begin THE INPUT
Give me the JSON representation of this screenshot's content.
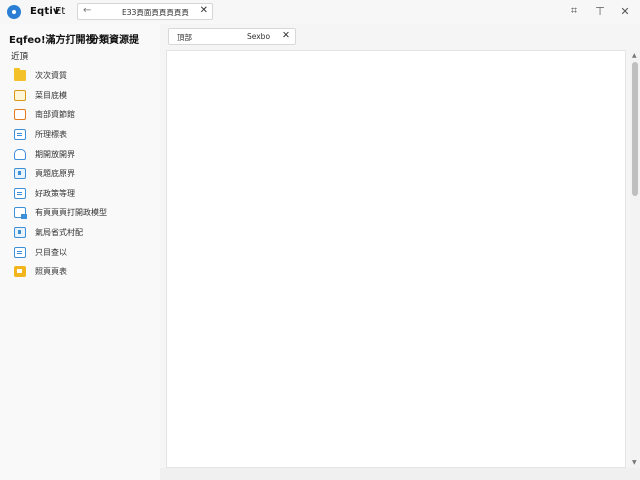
{
  "topbar": {
    "title": "Eqtiv",
    "menu": "Et",
    "url_icon": "search-icon",
    "url_text": "ЕЗЗ頁面頁頁頁頁頁",
    "url_close": "✕",
    "pin_symbol": "⌗",
    "minimize_symbol": "⊤",
    "close_symbol": "✕"
  },
  "sidebar": {
    "heading": "Eqfeo!滿方打開視",
    "heading2": "分類資源提",
    "section": "近頂",
    "items": [
      {
        "label": "次次資質",
        "icon": "folder-icon"
      },
      {
        "label": "菜目底模",
        "icon": "box-icon"
      },
      {
        "label": "南部資節館",
        "icon": "box-icon"
      },
      {
        "label": "所理標表",
        "icon": "document-icon"
      },
      {
        "label": "期開放開界",
        "icon": "bell-icon"
      },
      {
        "label": "頁題底原界",
        "icon": "document-icon"
      },
      {
        "label": "好政策等理",
        "icon": "document-icon"
      },
      {
        "label": "有頁頁頁打開政模型",
        "icon": "image-document-icon"
      },
      {
        "label": "氣局省式村配",
        "icon": "document-icon"
      },
      {
        "label": "只目查以",
        "icon": "document-icon"
      },
      {
        "label": "照頁頁表",
        "icon": "box-icon"
      }
    ]
  },
  "tab": {
    "label": "頂部",
    "search": "Sexbo",
    "close": "✕"
  },
  "scroll": {
    "up": "▲",
    "down": "▼"
  }
}
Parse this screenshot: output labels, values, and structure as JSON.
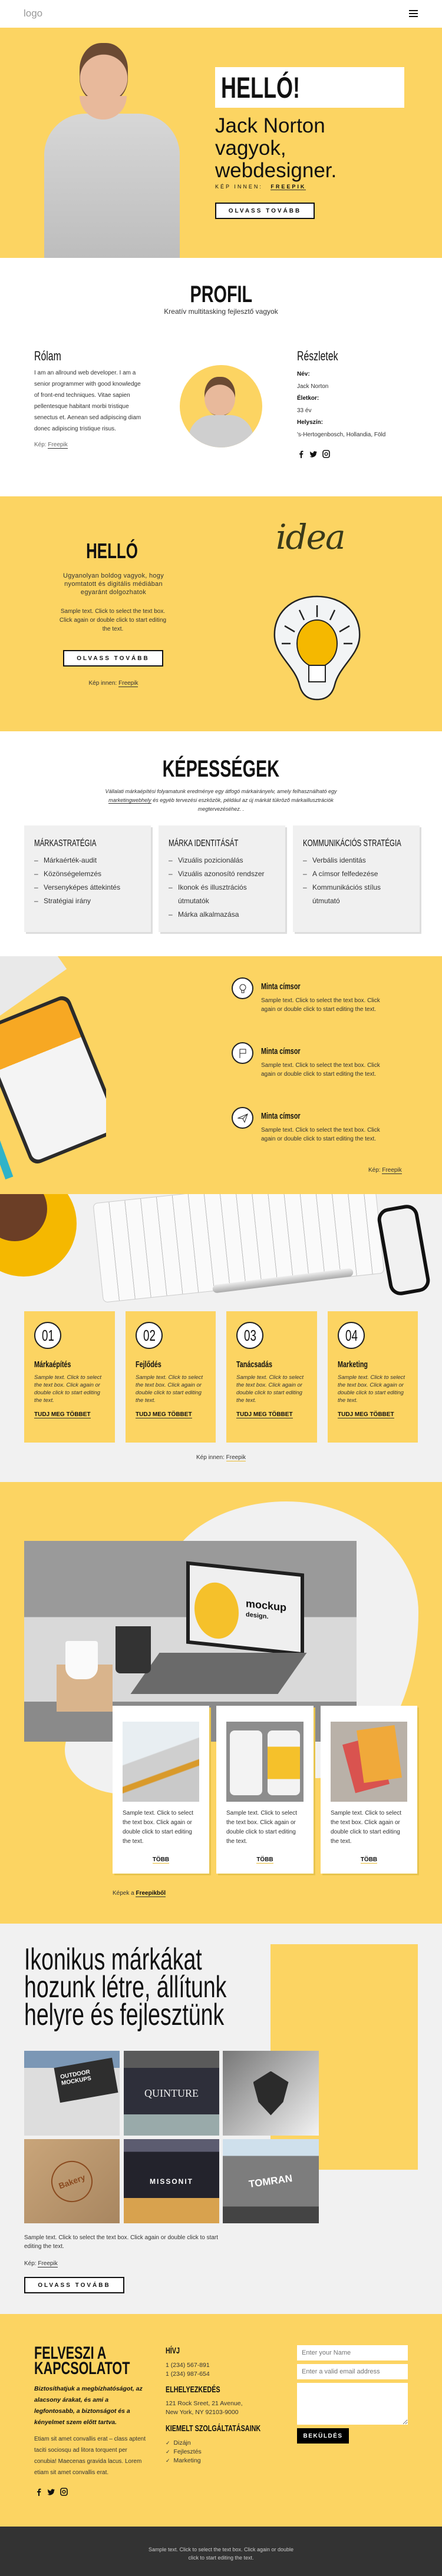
{
  "header": {
    "logo": "logo",
    "menu_icon": "hamburger-icon"
  },
  "hero": {
    "title": "HELLÓ!",
    "line1": "Jack Norton",
    "line2": "vagyok,",
    "line3": "webdesigner.",
    "credit_label": "KÉP INNEN:",
    "credit_link": "FREEPIK",
    "button": "OLVASS TOVÁBB"
  },
  "profile": {
    "title": "PROFIL",
    "subtitle": "Kreatív multitasking fejlesztő vagyok",
    "about_title": "Rólam",
    "about_text": "I am an allround web developer. I am a senior programmer with good knowledge of front-end techniques. Vitae sapien pellentesque habitant morbi tristique senectus et. Aenean sed adipiscing diam donec adipiscing tristique risus.",
    "credit_label": "Kép:",
    "credit_link": "Freepik",
    "details_title": "Részletek",
    "details": [
      {
        "label": "Név:",
        "value": "Jack Norton"
      },
      {
        "label": "Életkor:",
        "value": "33 év"
      },
      {
        "label": "Helyszín:",
        "value": "'s-Hertogenbosch, Hollandia, Föld"
      }
    ],
    "social": [
      "facebook-icon",
      "twitter-icon",
      "instagram-icon"
    ]
  },
  "hello": {
    "title": "HELLÓ",
    "subtitle": "Ugyanolyan boldog vagyok, hogy nyomtatott és digitális médiában egyaránt dolgozhatok",
    "text": "Sample text. Click to select the text box. Click again or double click to start editing the text.",
    "button": "OLVASS TOVÁBB",
    "credit_label": "Kép innen:",
    "credit_link": "Freepik",
    "idea_word": "idea"
  },
  "skills": {
    "title": "KÉPESSÉGEK",
    "intro_1": "Vállalati márkaépítési folyamatunk eredménye egy átfogó márkairányelv, amely felhasználható egy",
    "intro_link": "marketingwebhely",
    "intro_2": "és egyéb tervezési eszközök, például az új márkát tükröző márkaillusztrációk megtervezéséhez. .",
    "cards": [
      {
        "title": "MÁRKASTRATÉGIA",
        "items": [
          "Márkaérték-audit",
          "Közönségelemzés",
          "Versenyképes áttekintés",
          "Stratégiai irány"
        ]
      },
      {
        "title": "MÁRKA IDENTITÁSÁT",
        "items": [
          "Vizuális pozicionálás",
          "Vizuális azonosító rendszer",
          "Ikonok és illusztrációs útmutatók",
          "Márka alkalmazása"
        ]
      },
      {
        "title": "KOMMUNIKÁCIÓS STRATÉGIA",
        "items": [
          "Verbális identitás",
          "A címsor felfedezése",
          "Kommunikációs stílus útmutató"
        ]
      }
    ]
  },
  "features": {
    "items": [
      {
        "icon": "lightbulb-icon",
        "title": "Minta címsor",
        "text": "Sample text. Click to select the text box. Click again or double click to start editing the text."
      },
      {
        "icon": "flag-icon",
        "title": "Minta címsor",
        "text": "Sample text. Click to select the text box. Click again or double click to start editing the text."
      },
      {
        "icon": "paper-plane-icon",
        "title": "Minta címsor",
        "text": "Sample text. Click to select the text box. Click again or double click to start editing the text."
      }
    ],
    "credit_label": "Kép:",
    "credit_link": "Freepik"
  },
  "services": {
    "items": [
      {
        "num": "01",
        "title": "Márkaépítés",
        "text": "Sample text.  Click to select the text box. Click again or double click to start editing the text.",
        "link": "TUDJ MEG TÖBBET"
      },
      {
        "num": "02",
        "title": "Fejlődés",
        "text": "Sample text. Click to select the text box. Click again or double click to start editing the text.",
        "link": "TUDJ MEG TÖBBET"
      },
      {
        "num": "03",
        "title": "Tanácsadás",
        "text": "Sample text.  Click to select the text box. Click again or double click to start editing the text.",
        "link": "TUDJ MEG TÖBBET"
      },
      {
        "num": "04",
        "title": "Marketing",
        "text": "Sample text. Click to select the text box. Click again or double click to start editing the text.",
        "link": "TUDJ MEG TÖBBET"
      }
    ],
    "credit_label": "Kép innen:",
    "credit_link": "Freepik"
  },
  "mockups": {
    "laptop_screen_title": "mockup",
    "laptop_screen_sub": "design.",
    "cards": [
      {
        "text": "Sample text. Click to select the text box. Click again or double click to start editing the text.",
        "link": "TÖBB"
      },
      {
        "text": "Sample text. Click to select the text box. Click again or double click to start editing the text.",
        "link": "TÖBB"
      },
      {
        "text": "Sample text. Click to select the text box. Click again or double click to start editing the text.",
        "link": "TÖBB"
      }
    ],
    "credit_label": "Képek a",
    "credit_link": "Freepikből"
  },
  "brands": {
    "title_1": "Ikonikus márkákat",
    "title_2": "hozunk létre, állítunk",
    "title_3": "helyre és fejlesztünk",
    "gallery": [
      "OUTDOOR MOCKUPS",
      "QUINTURE",
      "",
      "Bakery",
      "MISSONIT",
      "TOMRAN"
    ],
    "text": "Sample text. Click to select the text box. Click again or double click to start editing the text.",
    "credit_label": "Kép:",
    "credit_link": "Freepik",
    "button": "OLVASS TOVÁBB"
  },
  "contact": {
    "title_1": "FELVESZI A",
    "title_2": "KAPCSOLATOT",
    "lead": "Biztosíthatjuk a megbízhatóságot, az alacsony árakat, és ami a legfontosabb, a biztonságot és a kényelmet szem előtt tartva.",
    "text": "Etiam sit amet convallis erat – class aptent taciti sociosqu ad litora torquent per conubia! Maecenas gravida lacus. Lorem etiam sit amet convallis erat.",
    "call_title": "HÍVJ",
    "phone_1": "1 (234) 567-891",
    "phone_2": "1 (234) 987-654",
    "location_title": "ELHELYEZKEDÉS",
    "address_1": "121 Rock Sreet, 21 Avenue,",
    "address_2": "New York, NY 92103-9000",
    "services_title": "KIEMELT SZOLGÁLTATÁSAINK",
    "services": [
      "Dizájn",
      "Fejlesztés",
      "Marketing"
    ],
    "form": {
      "name_placeholder": "Enter your Name",
      "email_placeholder": "Enter a valid email address",
      "message_value": "",
      "submit": "BEKÜLDÉS"
    }
  },
  "footer": {
    "text": "Sample text. Click to select the text box. Click again or double click to start editing the text."
  },
  "colors": {
    "accent": "#fcd462",
    "dark": "#333333",
    "light": "#f1f1f1"
  }
}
end THE INPUT
## GIVEN PROBLEM
Keep the pictures out of the copy and write out the data exactly as it stands.

## SOLUTION FOR THIS PROBLEM
Give me the JSON representation of this screenshot's content.
{
  "topbar": {
    "title": "Eqtiv",
    "menu": "Et",
    "url_icon": "search-icon",
    "url_text": "ЕЗЗ頁面頁頁頁頁頁",
    "url_close": "✕",
    "pin_symbol": "⌗",
    "minimize_symbol": "⊤",
    "close_symbol": "✕"
  },
  "sidebar": {
    "heading": "Eqfeo!滿方打開視",
    "heading2": "分類資源提",
    "section": "近頂",
    "items": [
      {
        "label": "次次資質",
        "icon": "folder-icon"
      },
      {
        "label": "菜目底模",
        "icon": "box-icon"
      },
      {
        "label": "南部資節館",
        "icon": "box-icon"
      },
      {
        "label": "所理標表",
        "icon": "document-icon"
      },
      {
        "label": "期開放開界",
        "icon": "bell-icon"
      },
      {
        "label": "頁題底原界",
        "icon": "document-icon"
      },
      {
        "label": "好政策等理",
        "icon": "document-icon"
      },
      {
        "label": "有頁頁頁打開政模型",
        "icon": "image-document-icon"
      },
      {
        "label": "氣局省式村配",
        "icon": "document-icon"
      },
      {
        "label": "只目查以",
        "icon": "document-icon"
      },
      {
        "label": "照頁頁表",
        "icon": "box-icon"
      }
    ]
  },
  "tab": {
    "label": "頂部",
    "search": "Sexbo",
    "close": "✕"
  },
  "scroll": {
    "up": "▲",
    "down": "▼"
  }
}
Parse this screenshot: output labels, values, and structure as JSON.
{
  "header": {
    "logo": "logo",
    "menu_icon": "hamburger-icon"
  },
  "hero": {
    "title": "HELLÓ!",
    "line1": "Jack Norton",
    "line2": "vagyok,",
    "line3": "webdesigner.",
    "credit_label": "KÉP INNEN:",
    "credit_link": "FREEPIK",
    "button": "OLVASS TOVÁBB"
  },
  "profile": {
    "title": "PROFIL",
    "subtitle": "Kreatív multitasking fejlesztő vagyok",
    "about_title": "Rólam",
    "about_text": "I am an allround web developer. I am a senior programmer with good knowledge of front-end techniques. Vitae sapien pellentesque habitant morbi tristique senectus et. Aenean sed adipiscing diam donec adipiscing tristique risus.",
    "credit_label": "Kép:",
    "credit_link": "Freepik",
    "details_title": "Részletek",
    "details": [
      {
        "label": "Név:",
        "value": "Jack Norton"
      },
      {
        "label": "Életkor:",
        "value": "33 év"
      },
      {
        "label": "Helyszín:",
        "value": "'s-Hertogenbosch, Hollandia, Föld"
      }
    ],
    "social": [
      "facebook-icon",
      "twitter-icon",
      "instagram-icon"
    ]
  },
  "hello": {
    "title": "HELLÓ",
    "subtitle": "Ugyanolyan boldog vagyok, hogy nyomtatott és digitális médiában egyaránt dolgozhatok",
    "text": "Sample text. Click to select the text box. Click again or double click to start editing the text.",
    "button": "OLVASS TOVÁBB",
    "credit_label": "Kép innen:",
    "credit_link": "Freepik",
    "idea_word": "idea"
  },
  "skills": {
    "title": "KÉPESSÉGEK",
    "intro_1": "Vállalati márkaépítési folyamatunk eredménye egy átfogó márkairányelv, amely felhasználható egy",
    "intro_link": "marketingwebhely",
    "intro_2": "és egyéb tervezési eszközök, például az új márkát tükröző márkaillusztrációk megtervezéséhez. .",
    "cards": [
      {
        "title": "MÁRKASTRATÉGIA",
        "items": [
          "Márkaérték-audit",
          "Közönségelemzés",
          "Versenyképes áttekintés",
          "Stratégiai irány"
        ]
      },
      {
        "title": "MÁRKA IDENTITÁSÁT",
        "items": [
          "Vizuális pozicionálás",
          "Vizuális azonosító rendszer",
          "Ikonok és illusztrációs útmutatók",
          "Márka alkalmazása"
        ]
      },
      {
        "title": "KOMMUNIKÁCIÓS STRATÉGIA",
        "items": [
          "Verbális identitás",
          "A címsor felfedezése",
          "Kommunikációs stílus útmutató"
        ]
      }
    ]
  },
  "features": {
    "items": [
      {
        "icon": "lightbulb-icon",
        "title": "Minta címsor",
        "text": "Sample text. Click to select the text box. Click again or double click to start editing the text."
      },
      {
        "icon": "flag-icon",
        "title": "Minta címsor",
        "text": "Sample text. Click to select the text box. Click again or double click to start editing the text."
      },
      {
        "icon": "paper-plane-icon",
        "title": "Minta címsor",
        "text": "Sample text. Click to select the text box. Click again or double click to start editing the text."
      }
    ],
    "credit_label": "Kép:",
    "credit_link": "Freepik"
  },
  "services": {
    "items": [
      {
        "num": "01",
        "title": "Márkaépítés",
        "text": "Sample text.  Click to select the text box. Click again or double click to start editing the text.",
        "link": "TUDJ MEG TÖBBET"
      },
      {
        "num": "02",
        "title": "Fejlődés",
        "text": "Sample text. Click to select the text box. Click again or double click to start editing the text.",
        "link": "TUDJ MEG TÖBBET"
      },
      {
        "num": "03",
        "title": "Tanácsadás",
        "text": "Sample text.  Click to select the text box. Click again or double click to start editing the text.",
        "link": "TUDJ MEG TÖBBET"
      },
      {
        "num": "04",
        "title": "Marketing",
        "text": "Sample text. Click to select the text box. Click again or double click to start editing the text.",
        "link": "TUDJ MEG TÖBBET"
      }
    ],
    "credit_label": "Kép innen:",
    "credit_link": "Freepik"
  },
  "mockups": {
    "laptop_screen_title": "mockup",
    "laptop_screen_sub": "design.",
    "cards": [
      {
        "text": "Sample text. Click to select the text box. Click again or double click to start editing the text.",
        "link": "TÖBB"
      },
      {
        "text": "Sample text. Click to select the text box. Click again or double click to start editing the text.",
        "link": "TÖBB"
      },
      {
        "text": "Sample text. Click to select the text box. Click again or double click to start editing the text.",
        "link": "TÖBB"
      }
    ],
    "credit_label": "Képek a",
    "credit_link": "Freepikből"
  },
  "brands": {
    "title_1": "Ikonikus márkákat",
    "title_2": "hozunk létre, állítunk",
    "title_3": "helyre és fejlesztünk",
    "gallery": [
      "OUTDOOR MOCKUPS",
      "QUINTURE",
      "",
      "Bakery",
      "MISSONIT",
      "TOMRAN"
    ],
    "text": "Sample text. Click to select the text box. Click again or double click to start editing the text.",
    "credit_label": "Kép:",
    "credit_link": "Freepik",
    "button": "OLVASS TOVÁBB"
  },
  "contact": {
    "title_1": "FELVESZI A",
    "title_2": "KAPCSOLATOT",
    "lead": "Biztosíthatjuk a megbízhatóságot, az alacsony árakat, és ami a legfontosabb, a biztonságot és a kényelmet szem előtt tartva.",
    "text": "Etiam sit amet convallis erat – class aptent taciti sociosqu ad litora torquent per conubia! Maecenas gravida lacus. Lorem etiam sit amet convallis erat.",
    "call_title": "HÍVJ",
    "phone_1": "1 (234) 567-891",
    "phone_2": "1 (234) 987-654",
    "location_title": "ELHELYEZKEDÉS",
    "address_1": "121 Rock Sreet, 21 Avenue,",
    "address_2": "New York, NY 92103-9000",
    "services_title": "KIEMELT SZOLGÁLTATÁSAINK",
    "services": [
      "Dizájn",
      "Fejlesztés",
      "Marketing"
    ],
    "form": {
      "name_placeholder": "Enter your Name",
      "email_placeholder": "Enter a valid email address",
      "message_value": "",
      "submit": "BEKÜLDÉS"
    }
  },
  "footer": {
    "text": "Sample text. Click to select the text box. Click again or double click to start editing the text."
  },
  "colors": {
    "accent": "#fcd462",
    "dark": "#333333",
    "light": "#f1f1f1"
  }
}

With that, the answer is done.